#### [WHAT TO DO]
Copy each line containing the word "immigrants" from the records that follow, please.

** begin MATERIAL SUPPLIED **

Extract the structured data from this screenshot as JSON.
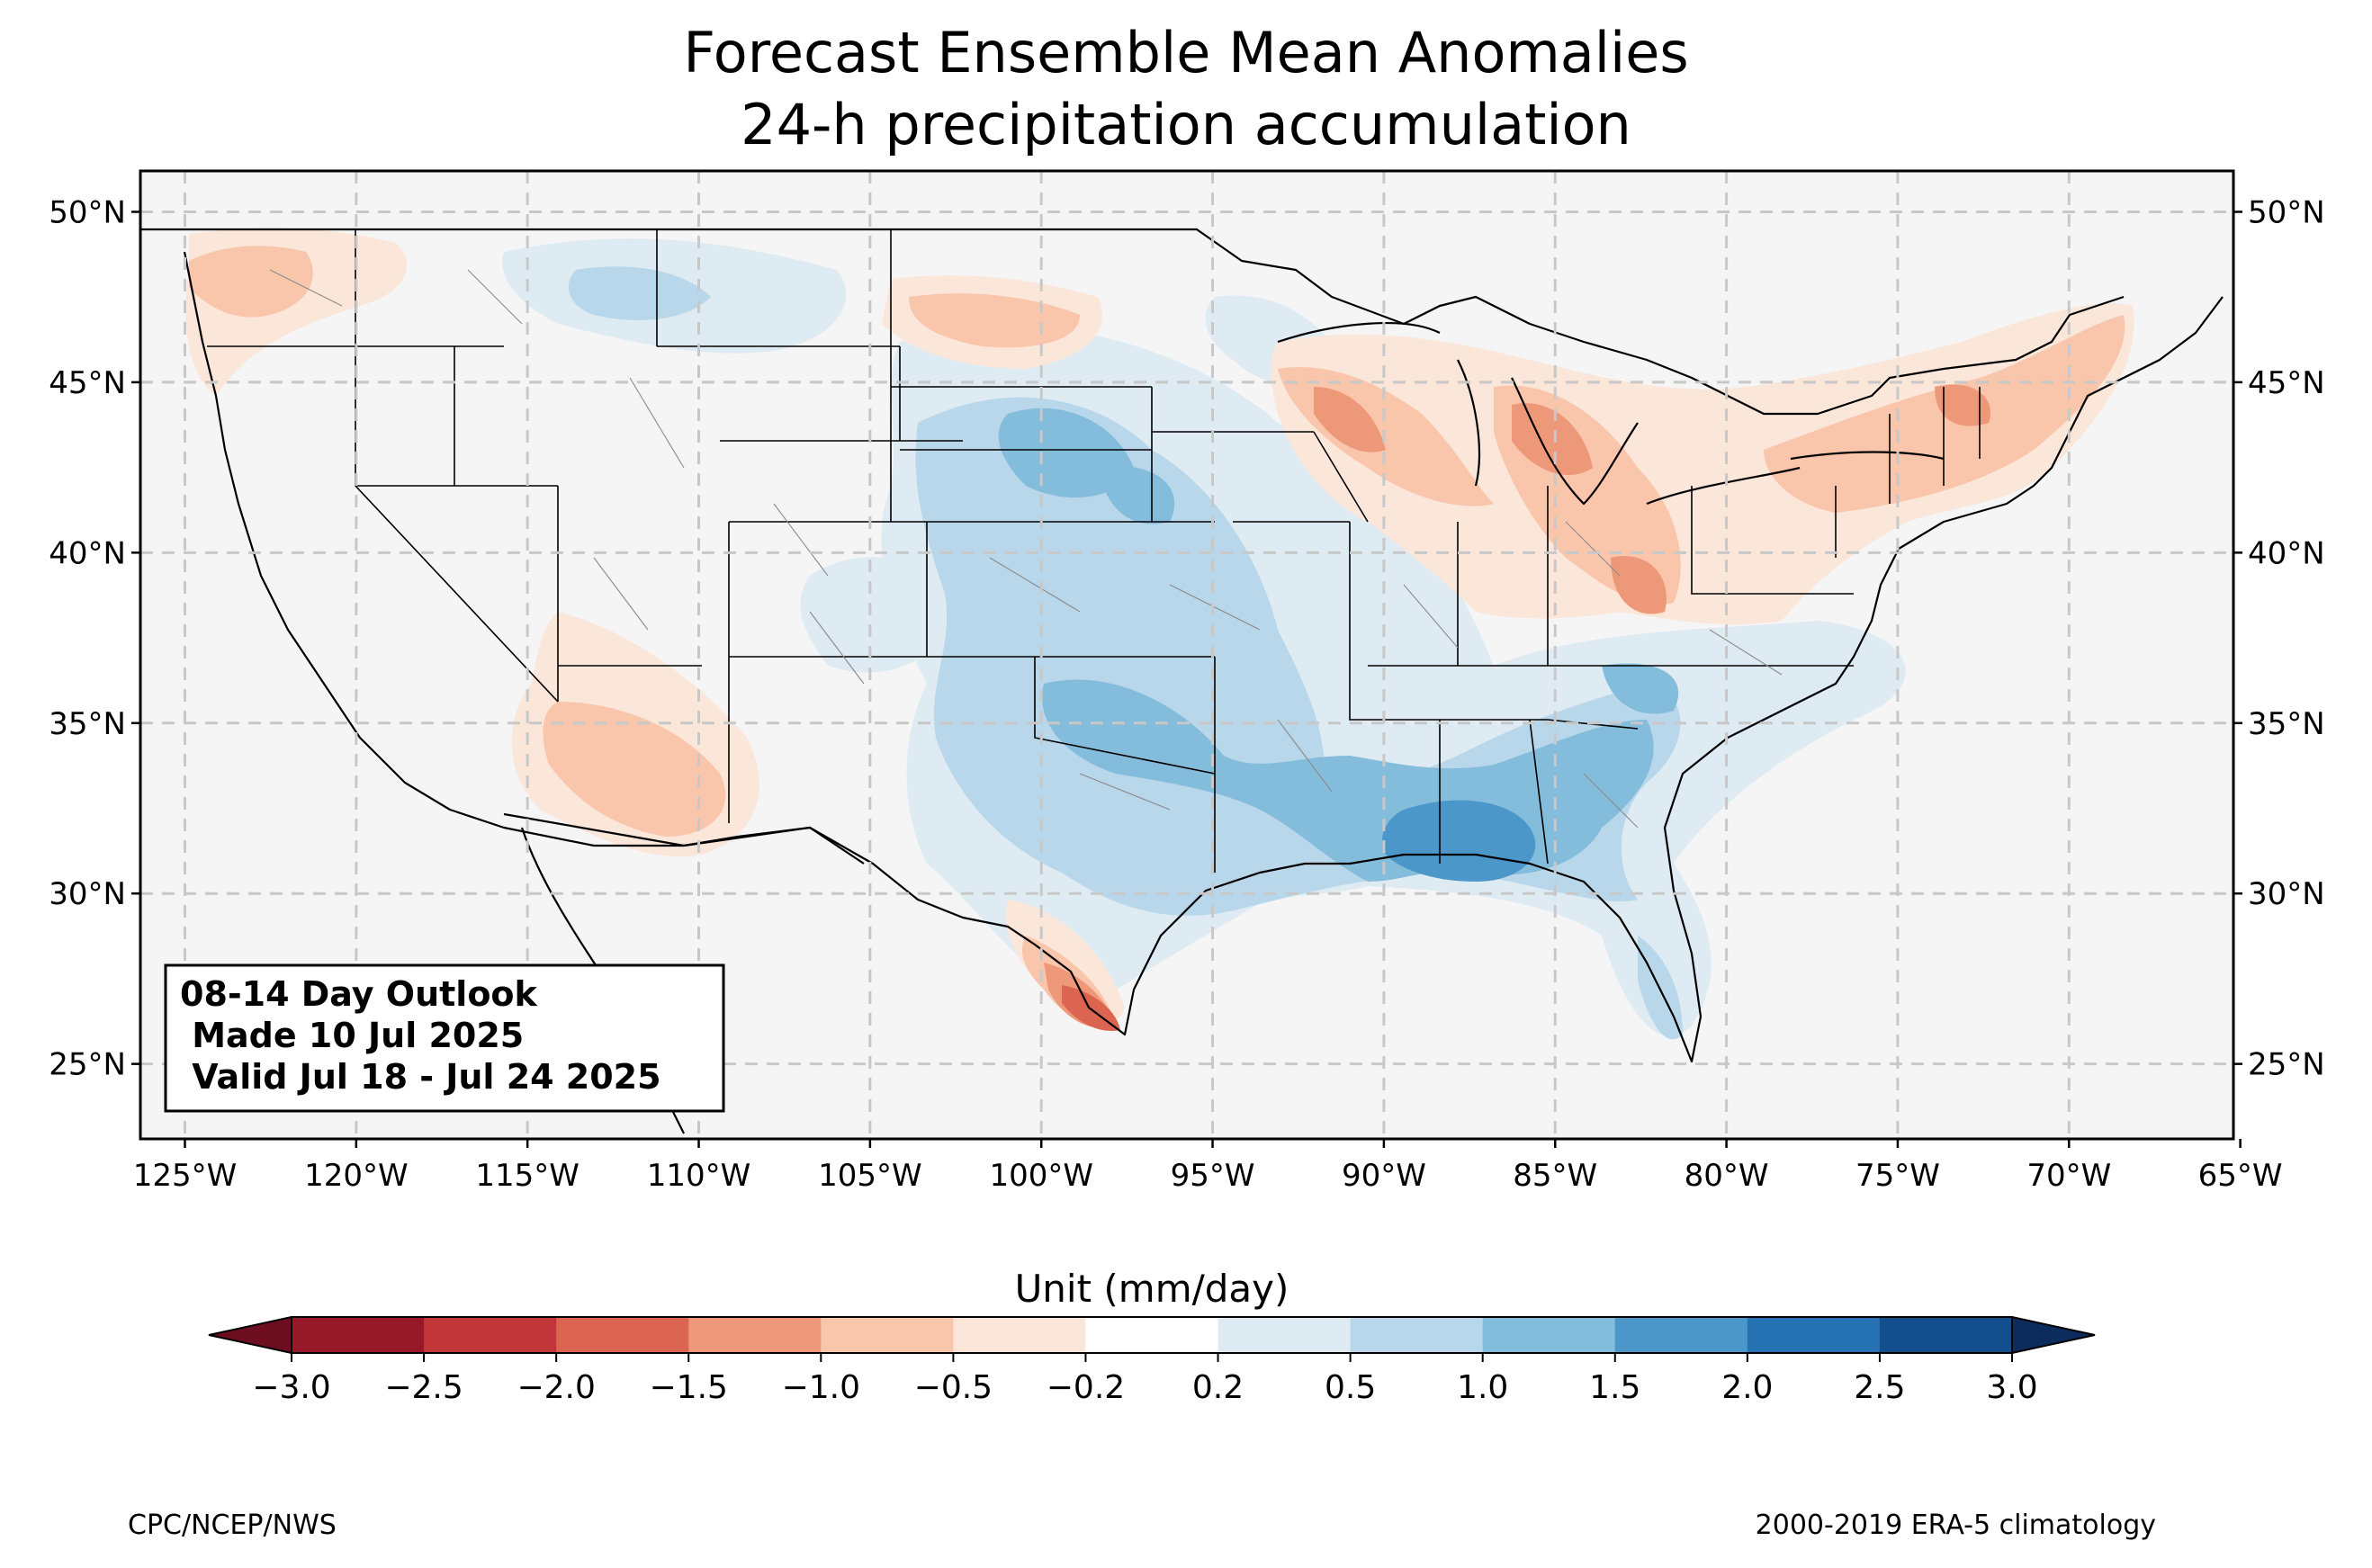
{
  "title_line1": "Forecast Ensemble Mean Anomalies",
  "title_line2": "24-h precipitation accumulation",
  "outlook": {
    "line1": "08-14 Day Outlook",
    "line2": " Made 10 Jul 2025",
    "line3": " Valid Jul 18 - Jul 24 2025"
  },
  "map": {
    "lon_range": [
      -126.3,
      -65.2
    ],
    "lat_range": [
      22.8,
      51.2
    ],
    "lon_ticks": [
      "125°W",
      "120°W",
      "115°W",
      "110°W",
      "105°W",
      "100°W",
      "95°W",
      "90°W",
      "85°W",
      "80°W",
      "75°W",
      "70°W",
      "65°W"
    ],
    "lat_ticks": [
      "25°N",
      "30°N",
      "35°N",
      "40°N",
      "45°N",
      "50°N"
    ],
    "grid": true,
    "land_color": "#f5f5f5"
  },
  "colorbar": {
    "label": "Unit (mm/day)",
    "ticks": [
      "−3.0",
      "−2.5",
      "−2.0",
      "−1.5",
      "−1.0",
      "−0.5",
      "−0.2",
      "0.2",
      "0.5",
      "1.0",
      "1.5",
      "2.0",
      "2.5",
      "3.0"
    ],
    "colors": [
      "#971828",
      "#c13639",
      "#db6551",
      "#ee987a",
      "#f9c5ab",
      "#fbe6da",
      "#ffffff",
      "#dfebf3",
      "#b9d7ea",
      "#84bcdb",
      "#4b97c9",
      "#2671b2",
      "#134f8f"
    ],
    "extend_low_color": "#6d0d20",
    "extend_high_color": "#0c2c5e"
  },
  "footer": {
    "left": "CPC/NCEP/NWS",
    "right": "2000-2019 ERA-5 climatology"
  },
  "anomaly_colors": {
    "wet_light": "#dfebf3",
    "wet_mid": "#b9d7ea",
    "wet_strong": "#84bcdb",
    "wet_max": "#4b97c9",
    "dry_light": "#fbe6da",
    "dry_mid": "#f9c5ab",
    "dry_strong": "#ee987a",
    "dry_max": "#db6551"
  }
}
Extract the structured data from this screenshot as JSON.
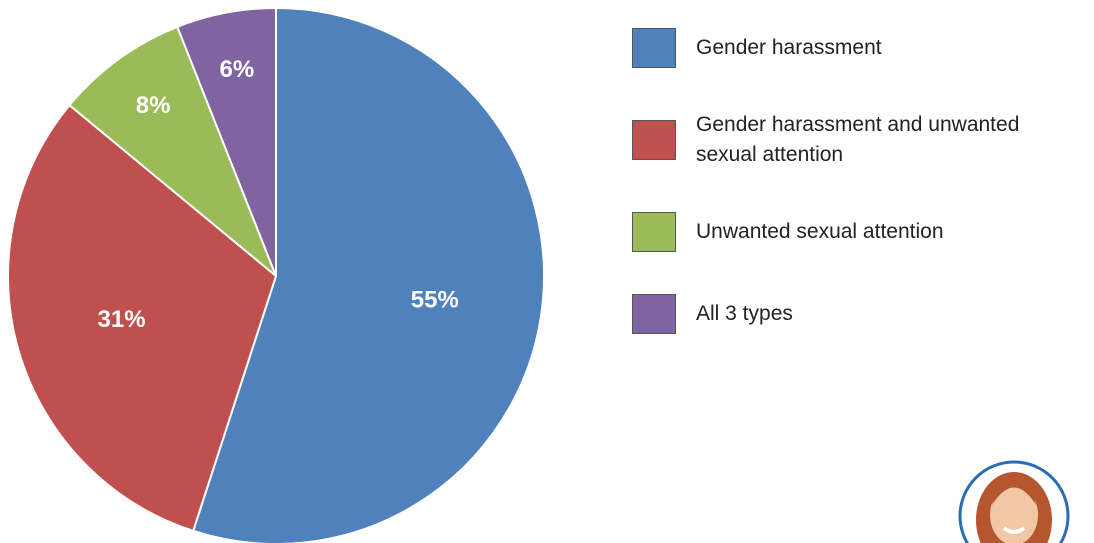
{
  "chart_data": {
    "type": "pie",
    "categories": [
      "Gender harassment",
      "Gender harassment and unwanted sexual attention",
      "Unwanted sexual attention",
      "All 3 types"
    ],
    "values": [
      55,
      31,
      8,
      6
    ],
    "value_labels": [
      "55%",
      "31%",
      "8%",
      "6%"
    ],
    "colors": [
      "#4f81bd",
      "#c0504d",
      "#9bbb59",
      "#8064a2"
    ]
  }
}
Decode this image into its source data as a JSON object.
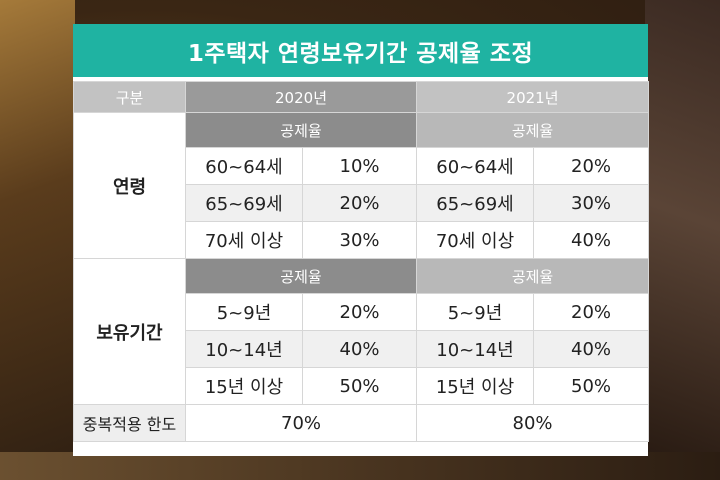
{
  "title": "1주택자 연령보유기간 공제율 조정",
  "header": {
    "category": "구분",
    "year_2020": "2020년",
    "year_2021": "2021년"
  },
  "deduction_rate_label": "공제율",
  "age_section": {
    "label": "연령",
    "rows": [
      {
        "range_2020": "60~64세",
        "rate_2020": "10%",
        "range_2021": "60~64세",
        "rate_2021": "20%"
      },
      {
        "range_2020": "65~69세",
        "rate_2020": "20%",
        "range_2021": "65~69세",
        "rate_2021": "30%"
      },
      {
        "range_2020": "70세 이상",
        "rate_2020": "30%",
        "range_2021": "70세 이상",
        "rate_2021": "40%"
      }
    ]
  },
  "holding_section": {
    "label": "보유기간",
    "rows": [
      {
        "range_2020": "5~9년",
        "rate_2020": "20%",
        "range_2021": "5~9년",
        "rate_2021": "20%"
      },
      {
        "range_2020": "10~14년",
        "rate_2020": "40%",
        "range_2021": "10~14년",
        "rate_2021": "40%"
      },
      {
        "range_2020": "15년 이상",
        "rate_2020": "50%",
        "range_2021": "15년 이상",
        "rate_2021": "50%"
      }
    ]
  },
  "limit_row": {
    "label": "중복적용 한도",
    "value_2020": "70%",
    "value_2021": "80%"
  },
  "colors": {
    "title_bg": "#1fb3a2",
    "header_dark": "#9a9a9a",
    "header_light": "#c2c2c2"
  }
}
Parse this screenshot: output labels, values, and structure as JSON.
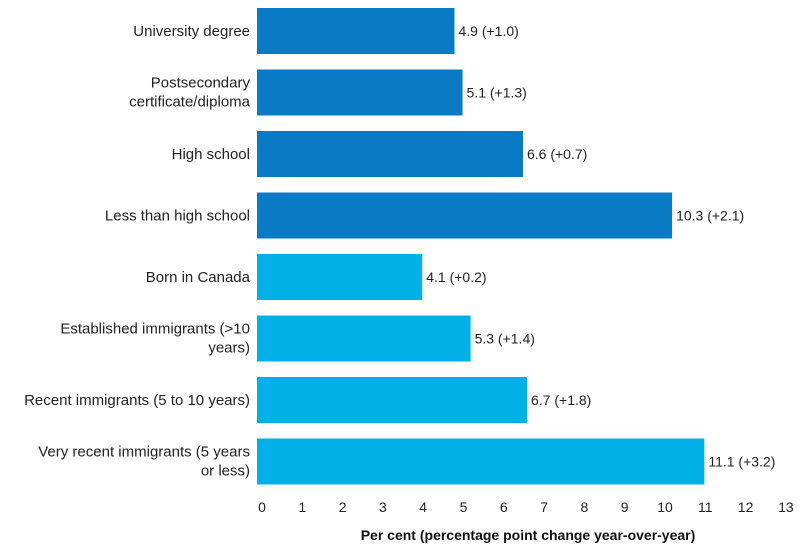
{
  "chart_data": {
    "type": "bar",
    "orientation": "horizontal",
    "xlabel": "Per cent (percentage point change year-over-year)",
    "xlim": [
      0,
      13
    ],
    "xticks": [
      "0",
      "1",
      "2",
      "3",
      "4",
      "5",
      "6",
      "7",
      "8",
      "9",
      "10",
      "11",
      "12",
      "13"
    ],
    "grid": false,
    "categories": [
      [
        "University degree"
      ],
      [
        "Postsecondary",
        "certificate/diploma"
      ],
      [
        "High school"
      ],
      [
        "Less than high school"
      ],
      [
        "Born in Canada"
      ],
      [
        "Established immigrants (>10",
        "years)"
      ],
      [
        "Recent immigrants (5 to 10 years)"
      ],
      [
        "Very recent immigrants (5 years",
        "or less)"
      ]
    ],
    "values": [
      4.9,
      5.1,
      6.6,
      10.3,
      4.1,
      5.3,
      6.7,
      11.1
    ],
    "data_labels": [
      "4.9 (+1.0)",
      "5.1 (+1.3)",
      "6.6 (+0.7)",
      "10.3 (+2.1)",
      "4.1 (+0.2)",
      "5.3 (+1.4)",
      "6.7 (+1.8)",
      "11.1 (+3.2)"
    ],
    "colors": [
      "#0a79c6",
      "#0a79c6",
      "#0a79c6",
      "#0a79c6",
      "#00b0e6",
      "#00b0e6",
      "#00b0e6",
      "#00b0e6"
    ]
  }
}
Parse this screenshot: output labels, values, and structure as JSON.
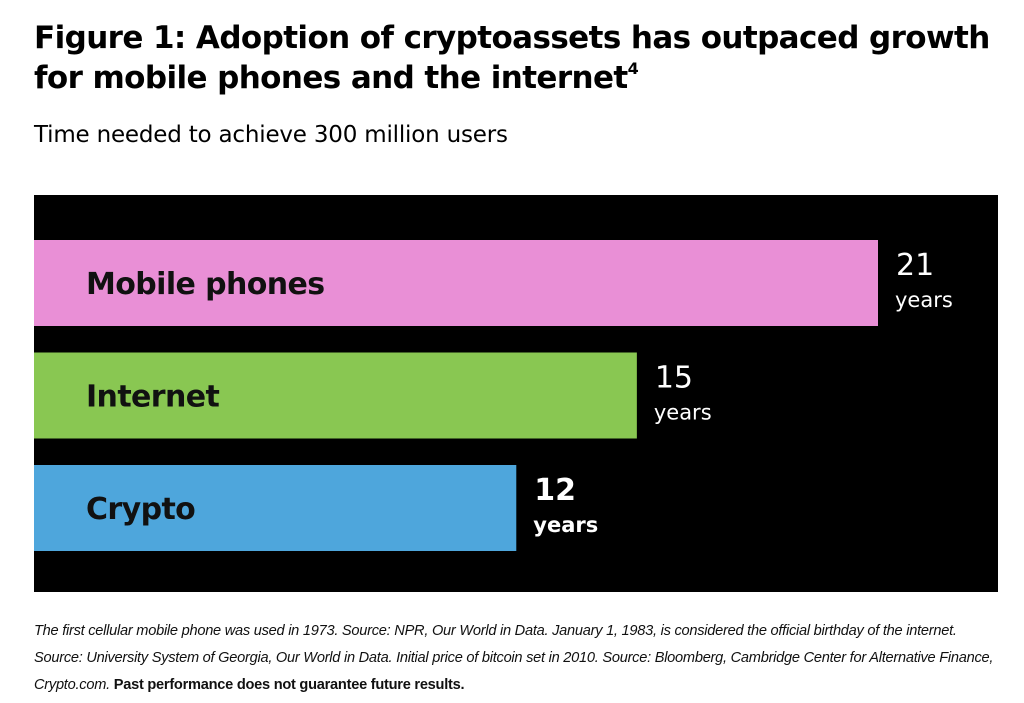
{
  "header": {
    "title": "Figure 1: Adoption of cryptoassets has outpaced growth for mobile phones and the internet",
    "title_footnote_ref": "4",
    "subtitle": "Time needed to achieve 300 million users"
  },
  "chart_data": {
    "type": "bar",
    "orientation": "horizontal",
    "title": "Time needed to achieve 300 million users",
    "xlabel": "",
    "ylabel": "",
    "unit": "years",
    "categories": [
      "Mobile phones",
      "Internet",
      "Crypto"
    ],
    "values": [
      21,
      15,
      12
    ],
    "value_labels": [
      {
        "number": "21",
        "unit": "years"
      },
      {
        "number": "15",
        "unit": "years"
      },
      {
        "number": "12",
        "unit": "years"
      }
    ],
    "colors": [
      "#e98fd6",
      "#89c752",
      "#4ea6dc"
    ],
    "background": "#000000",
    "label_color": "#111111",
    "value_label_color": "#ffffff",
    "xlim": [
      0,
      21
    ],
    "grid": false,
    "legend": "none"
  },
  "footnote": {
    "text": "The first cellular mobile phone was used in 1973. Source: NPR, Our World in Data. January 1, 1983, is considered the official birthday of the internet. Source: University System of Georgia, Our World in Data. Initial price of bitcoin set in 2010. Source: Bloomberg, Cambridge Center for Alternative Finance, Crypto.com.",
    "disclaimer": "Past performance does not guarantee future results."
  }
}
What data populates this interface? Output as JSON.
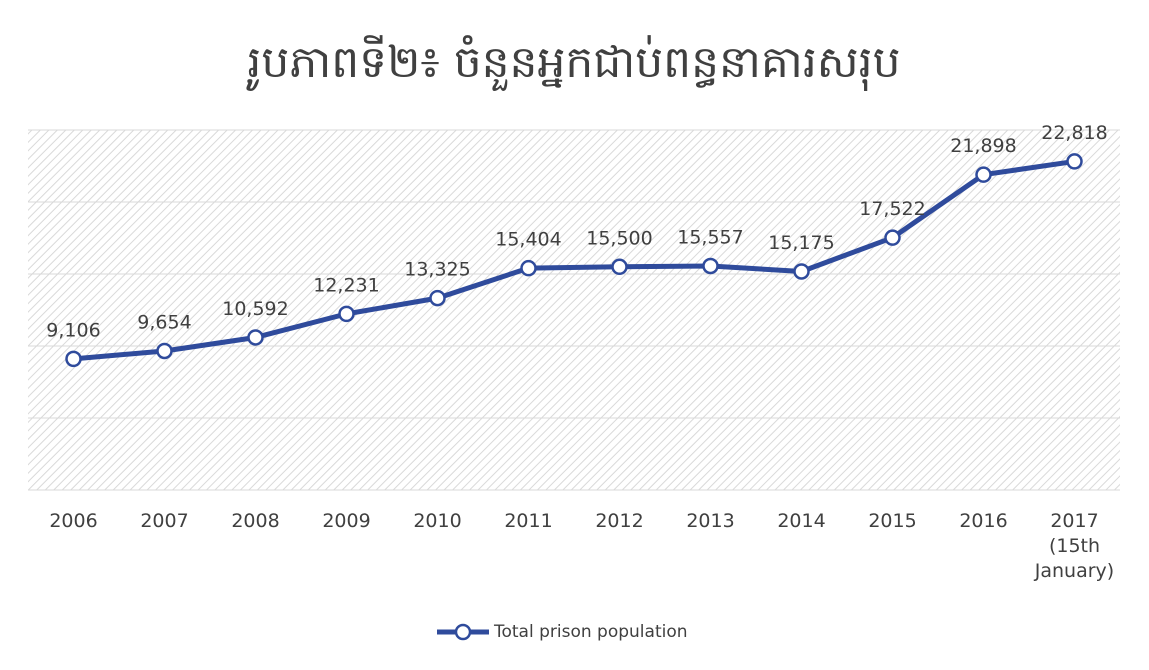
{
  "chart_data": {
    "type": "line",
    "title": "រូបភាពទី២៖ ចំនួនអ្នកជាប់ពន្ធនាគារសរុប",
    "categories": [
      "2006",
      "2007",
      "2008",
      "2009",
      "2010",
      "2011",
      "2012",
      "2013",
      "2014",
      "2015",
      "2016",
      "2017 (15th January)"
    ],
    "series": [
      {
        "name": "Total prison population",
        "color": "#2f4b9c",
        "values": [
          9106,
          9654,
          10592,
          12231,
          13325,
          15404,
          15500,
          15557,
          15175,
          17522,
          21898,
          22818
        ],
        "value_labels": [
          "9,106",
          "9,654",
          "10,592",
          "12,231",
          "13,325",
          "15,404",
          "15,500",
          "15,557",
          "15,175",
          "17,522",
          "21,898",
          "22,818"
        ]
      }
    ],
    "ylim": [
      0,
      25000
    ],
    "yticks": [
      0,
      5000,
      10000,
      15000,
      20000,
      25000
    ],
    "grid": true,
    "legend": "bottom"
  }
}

** end MATERIAL SUPPLIED **

#### [THE REPLY]
        "Established immigrants (>10",
        "Recent immigrants (5 to 10 years)"
        "Very recent immigrants (5 years",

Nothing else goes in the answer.